# GOAL:
Tally the lines below that contain the word "requires", and give only that number.

# SUPPLIED DATA:
<<<<

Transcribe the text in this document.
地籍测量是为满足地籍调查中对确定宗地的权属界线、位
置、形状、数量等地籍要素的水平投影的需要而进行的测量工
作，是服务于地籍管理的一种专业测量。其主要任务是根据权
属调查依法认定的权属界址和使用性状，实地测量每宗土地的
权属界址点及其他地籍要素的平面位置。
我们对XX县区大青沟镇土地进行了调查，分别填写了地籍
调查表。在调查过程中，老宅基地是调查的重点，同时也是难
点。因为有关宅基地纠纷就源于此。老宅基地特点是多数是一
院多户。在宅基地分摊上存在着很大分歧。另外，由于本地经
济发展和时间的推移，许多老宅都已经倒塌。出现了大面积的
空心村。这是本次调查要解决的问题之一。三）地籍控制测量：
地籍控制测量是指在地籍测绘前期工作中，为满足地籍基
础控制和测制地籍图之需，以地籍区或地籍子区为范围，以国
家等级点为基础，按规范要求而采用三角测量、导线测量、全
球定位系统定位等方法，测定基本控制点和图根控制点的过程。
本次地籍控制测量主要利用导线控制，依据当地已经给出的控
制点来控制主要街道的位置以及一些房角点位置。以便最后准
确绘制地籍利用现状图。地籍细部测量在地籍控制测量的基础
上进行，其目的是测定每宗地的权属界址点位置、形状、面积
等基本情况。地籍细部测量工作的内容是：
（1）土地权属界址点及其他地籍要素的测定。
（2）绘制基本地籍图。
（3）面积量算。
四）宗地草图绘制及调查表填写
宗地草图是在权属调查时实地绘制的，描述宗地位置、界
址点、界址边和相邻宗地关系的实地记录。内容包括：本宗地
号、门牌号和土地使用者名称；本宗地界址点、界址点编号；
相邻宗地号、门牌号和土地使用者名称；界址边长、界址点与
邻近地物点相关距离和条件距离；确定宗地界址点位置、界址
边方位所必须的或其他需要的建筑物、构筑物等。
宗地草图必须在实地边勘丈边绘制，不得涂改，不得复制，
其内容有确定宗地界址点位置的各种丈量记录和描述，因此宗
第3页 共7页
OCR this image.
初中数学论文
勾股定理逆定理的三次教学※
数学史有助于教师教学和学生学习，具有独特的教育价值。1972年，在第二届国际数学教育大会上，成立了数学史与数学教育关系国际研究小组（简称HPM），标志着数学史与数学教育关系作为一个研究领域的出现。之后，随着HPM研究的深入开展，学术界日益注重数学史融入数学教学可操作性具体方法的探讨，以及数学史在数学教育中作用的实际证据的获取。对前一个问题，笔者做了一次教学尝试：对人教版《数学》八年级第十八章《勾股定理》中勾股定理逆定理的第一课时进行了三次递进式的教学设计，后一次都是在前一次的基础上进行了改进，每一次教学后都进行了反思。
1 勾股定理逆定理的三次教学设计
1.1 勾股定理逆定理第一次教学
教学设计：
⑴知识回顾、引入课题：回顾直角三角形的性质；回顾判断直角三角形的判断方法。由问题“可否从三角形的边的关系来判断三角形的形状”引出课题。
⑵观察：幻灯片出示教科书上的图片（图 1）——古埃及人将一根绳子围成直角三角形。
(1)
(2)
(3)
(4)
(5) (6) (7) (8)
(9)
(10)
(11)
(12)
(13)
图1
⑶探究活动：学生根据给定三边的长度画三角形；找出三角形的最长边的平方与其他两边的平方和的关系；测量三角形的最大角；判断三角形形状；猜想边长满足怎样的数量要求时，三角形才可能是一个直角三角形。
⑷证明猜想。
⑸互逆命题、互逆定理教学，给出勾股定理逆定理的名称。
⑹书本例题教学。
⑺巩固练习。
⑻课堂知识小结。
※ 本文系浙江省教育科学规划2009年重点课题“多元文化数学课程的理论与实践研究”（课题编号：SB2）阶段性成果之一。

>>>>
<<<<

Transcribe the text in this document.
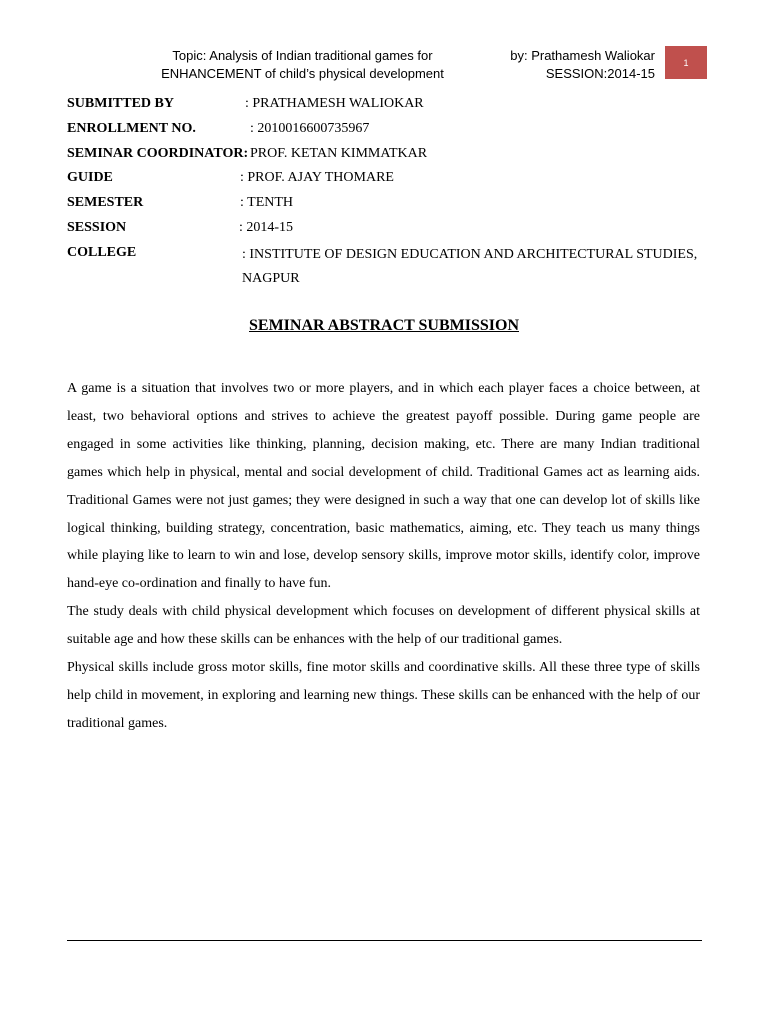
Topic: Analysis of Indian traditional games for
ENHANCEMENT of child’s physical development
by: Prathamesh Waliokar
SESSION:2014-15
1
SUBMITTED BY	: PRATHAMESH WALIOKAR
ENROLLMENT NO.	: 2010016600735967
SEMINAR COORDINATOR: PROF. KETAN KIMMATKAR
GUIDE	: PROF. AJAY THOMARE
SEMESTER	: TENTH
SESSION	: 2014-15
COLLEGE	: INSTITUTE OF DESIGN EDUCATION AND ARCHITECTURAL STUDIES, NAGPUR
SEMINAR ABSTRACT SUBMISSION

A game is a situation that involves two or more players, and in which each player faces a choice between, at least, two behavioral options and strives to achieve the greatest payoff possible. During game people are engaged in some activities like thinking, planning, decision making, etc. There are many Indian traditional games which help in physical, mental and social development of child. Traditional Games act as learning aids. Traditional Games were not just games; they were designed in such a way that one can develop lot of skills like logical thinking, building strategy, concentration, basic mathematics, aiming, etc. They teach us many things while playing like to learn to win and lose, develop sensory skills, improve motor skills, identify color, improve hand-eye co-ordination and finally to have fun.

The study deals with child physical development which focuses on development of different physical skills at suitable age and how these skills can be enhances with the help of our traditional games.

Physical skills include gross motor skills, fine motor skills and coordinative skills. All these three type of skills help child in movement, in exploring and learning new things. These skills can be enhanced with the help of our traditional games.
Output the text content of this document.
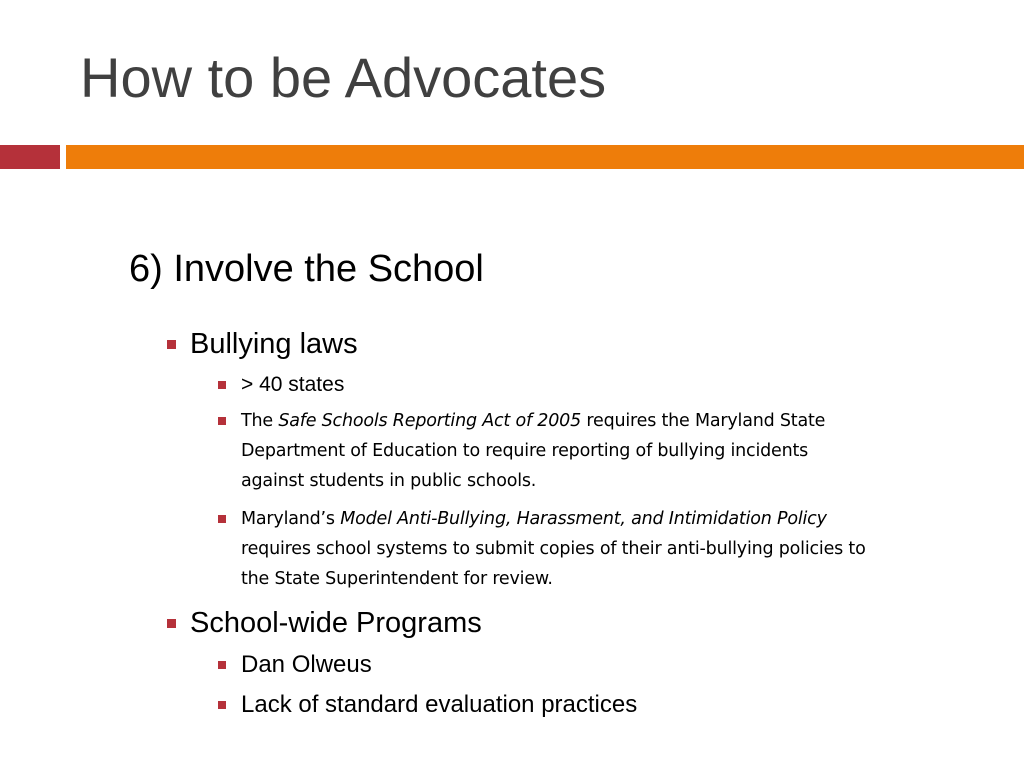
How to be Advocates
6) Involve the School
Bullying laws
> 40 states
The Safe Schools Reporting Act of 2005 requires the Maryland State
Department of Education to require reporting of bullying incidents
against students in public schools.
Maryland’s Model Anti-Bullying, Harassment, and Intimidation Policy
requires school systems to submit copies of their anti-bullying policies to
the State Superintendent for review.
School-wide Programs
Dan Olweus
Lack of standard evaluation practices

>>>>

# PROBLEM SOLUTION:
2